Problem description »
Answer with one number only: the number of lines that contain "Enter".

- - -

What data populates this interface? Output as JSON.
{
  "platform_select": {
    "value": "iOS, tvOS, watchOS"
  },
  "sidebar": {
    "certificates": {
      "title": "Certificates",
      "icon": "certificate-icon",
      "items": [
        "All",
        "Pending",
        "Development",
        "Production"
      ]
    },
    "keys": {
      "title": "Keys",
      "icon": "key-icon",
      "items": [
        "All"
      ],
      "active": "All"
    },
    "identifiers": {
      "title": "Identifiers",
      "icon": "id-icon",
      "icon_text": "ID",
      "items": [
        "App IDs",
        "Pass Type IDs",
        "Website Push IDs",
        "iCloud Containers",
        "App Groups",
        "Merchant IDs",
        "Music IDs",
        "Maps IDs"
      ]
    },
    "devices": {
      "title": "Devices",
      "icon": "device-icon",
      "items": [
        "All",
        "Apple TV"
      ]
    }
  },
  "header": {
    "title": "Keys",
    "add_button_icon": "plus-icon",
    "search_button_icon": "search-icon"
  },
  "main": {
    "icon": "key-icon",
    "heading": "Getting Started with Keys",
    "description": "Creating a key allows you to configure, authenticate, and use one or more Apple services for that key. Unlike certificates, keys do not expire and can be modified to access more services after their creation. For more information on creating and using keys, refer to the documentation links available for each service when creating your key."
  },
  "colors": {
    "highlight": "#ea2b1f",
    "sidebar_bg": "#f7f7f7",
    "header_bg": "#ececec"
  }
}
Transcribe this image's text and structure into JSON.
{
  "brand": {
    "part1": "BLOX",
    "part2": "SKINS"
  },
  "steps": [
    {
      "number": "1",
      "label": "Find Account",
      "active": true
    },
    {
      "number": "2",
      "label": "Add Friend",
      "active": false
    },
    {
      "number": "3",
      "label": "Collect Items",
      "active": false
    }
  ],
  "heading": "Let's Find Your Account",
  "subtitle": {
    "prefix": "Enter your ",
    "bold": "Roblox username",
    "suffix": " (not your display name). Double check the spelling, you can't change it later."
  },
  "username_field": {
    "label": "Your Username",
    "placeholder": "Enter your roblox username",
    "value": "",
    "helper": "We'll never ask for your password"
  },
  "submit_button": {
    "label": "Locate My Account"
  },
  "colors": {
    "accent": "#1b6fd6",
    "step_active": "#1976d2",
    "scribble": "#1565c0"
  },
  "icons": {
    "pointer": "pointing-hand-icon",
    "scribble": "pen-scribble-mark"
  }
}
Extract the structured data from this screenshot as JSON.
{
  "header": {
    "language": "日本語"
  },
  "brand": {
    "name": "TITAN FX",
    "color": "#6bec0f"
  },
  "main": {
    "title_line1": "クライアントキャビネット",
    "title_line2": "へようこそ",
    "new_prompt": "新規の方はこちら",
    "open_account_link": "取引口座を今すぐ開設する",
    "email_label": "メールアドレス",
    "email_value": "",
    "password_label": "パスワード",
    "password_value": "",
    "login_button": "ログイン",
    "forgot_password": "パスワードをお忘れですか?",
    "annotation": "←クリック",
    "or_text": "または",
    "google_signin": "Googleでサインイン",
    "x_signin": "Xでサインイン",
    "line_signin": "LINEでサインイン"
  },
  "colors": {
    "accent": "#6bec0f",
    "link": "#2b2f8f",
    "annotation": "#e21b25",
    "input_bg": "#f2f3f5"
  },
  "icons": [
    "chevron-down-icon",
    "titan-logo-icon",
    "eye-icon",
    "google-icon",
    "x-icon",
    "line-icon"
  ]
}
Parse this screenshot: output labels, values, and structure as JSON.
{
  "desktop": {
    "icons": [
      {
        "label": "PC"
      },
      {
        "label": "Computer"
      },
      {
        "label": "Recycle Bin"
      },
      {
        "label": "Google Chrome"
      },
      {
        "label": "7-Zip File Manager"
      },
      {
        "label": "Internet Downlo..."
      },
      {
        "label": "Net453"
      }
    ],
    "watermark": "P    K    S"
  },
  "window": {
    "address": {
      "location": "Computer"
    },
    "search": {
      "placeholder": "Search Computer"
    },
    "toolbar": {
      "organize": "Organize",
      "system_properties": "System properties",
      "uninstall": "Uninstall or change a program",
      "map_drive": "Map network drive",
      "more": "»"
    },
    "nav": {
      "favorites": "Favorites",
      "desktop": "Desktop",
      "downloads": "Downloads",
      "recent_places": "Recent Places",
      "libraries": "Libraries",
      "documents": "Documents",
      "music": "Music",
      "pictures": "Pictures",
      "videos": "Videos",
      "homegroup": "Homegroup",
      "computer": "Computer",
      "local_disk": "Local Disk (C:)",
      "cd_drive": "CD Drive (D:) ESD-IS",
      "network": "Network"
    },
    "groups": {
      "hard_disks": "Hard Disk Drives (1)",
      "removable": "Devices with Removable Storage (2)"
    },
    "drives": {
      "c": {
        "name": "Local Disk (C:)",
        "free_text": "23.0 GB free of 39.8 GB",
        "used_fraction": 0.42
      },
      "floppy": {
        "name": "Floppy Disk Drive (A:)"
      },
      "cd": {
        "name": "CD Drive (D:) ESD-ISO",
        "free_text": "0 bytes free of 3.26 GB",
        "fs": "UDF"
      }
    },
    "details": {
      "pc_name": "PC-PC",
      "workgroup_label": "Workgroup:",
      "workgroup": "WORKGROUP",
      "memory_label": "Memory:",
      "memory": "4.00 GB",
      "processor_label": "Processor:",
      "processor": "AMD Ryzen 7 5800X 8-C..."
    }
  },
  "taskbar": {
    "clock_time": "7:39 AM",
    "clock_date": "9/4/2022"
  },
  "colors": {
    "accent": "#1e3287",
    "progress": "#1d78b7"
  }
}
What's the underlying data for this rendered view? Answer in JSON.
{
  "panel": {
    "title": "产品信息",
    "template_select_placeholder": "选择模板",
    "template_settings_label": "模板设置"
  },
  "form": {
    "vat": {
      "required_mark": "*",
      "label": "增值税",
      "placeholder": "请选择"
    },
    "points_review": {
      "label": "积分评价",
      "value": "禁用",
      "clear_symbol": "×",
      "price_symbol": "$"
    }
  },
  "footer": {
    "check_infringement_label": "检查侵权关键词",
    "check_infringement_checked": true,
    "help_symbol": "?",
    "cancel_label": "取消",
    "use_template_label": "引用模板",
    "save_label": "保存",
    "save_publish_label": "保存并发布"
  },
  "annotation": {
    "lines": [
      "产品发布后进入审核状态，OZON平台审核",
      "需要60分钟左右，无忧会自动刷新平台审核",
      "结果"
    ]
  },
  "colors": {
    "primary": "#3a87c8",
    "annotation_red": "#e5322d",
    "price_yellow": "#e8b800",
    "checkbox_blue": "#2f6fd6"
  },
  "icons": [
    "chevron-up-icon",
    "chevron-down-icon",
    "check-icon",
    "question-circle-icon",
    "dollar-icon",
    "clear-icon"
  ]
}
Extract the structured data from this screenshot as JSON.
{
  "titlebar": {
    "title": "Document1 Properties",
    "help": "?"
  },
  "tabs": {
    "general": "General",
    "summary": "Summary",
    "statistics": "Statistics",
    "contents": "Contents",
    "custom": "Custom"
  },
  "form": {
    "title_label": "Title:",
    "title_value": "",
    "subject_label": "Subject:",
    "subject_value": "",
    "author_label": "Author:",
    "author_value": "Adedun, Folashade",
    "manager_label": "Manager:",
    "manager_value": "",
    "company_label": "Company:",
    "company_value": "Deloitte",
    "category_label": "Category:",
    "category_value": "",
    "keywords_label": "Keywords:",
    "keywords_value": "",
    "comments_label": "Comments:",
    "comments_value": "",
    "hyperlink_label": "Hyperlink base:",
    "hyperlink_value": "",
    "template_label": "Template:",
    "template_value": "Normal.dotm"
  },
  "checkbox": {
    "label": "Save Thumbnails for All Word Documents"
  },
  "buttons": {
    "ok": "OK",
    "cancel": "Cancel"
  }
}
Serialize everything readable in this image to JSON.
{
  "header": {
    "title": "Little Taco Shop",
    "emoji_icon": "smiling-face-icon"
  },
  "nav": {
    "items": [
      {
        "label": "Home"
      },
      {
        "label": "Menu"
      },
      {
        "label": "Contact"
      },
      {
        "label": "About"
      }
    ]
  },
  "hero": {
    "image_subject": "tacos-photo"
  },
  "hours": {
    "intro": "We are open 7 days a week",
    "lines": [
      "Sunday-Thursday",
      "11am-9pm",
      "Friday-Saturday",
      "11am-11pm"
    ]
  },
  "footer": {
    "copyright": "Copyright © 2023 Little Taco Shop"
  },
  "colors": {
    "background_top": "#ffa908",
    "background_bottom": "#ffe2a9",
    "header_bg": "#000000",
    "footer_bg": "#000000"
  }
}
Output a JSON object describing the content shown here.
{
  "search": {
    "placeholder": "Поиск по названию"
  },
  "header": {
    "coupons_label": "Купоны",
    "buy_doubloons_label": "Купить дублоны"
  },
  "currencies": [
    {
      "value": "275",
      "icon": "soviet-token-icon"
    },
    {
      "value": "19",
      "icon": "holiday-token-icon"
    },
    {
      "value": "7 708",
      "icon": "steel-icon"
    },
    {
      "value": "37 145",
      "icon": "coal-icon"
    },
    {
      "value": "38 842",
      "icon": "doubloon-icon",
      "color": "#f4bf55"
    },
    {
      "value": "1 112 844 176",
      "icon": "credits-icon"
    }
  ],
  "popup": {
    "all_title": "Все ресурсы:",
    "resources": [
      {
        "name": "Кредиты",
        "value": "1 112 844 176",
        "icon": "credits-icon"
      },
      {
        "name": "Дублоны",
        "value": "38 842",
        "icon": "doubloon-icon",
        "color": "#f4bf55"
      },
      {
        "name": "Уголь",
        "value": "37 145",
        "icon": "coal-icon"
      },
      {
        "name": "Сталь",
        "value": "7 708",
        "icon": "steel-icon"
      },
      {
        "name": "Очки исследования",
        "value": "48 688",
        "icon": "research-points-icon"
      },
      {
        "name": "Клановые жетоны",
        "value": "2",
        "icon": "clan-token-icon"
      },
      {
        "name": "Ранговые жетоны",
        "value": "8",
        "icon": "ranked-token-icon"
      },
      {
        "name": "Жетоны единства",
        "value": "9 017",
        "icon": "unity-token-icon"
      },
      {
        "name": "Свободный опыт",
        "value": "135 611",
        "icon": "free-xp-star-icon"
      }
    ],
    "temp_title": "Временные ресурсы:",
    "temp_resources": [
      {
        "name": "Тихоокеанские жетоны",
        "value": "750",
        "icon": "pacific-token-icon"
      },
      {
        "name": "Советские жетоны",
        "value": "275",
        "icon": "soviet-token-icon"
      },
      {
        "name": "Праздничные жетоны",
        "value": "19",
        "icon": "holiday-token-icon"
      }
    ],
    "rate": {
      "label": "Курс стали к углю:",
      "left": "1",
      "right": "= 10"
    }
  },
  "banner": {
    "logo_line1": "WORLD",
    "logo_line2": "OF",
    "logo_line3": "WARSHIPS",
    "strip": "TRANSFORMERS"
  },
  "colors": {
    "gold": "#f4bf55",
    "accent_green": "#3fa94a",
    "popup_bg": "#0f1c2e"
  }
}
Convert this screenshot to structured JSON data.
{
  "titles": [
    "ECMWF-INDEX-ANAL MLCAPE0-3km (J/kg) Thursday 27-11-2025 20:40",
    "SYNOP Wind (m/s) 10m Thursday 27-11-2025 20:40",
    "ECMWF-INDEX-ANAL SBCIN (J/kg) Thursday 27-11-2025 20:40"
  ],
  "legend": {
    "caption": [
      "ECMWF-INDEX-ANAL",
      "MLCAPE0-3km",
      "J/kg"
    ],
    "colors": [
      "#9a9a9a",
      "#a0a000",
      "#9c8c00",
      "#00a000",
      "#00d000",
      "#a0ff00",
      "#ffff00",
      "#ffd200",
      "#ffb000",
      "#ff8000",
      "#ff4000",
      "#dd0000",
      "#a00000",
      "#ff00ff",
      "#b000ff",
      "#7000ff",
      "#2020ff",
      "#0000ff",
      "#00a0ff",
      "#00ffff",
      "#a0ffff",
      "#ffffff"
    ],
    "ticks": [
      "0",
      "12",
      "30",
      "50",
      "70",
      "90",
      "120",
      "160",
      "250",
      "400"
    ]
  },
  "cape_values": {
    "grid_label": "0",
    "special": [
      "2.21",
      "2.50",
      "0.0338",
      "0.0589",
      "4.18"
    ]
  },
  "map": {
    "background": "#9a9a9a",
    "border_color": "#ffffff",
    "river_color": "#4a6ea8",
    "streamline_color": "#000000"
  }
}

- - -

Solution to the problem »
2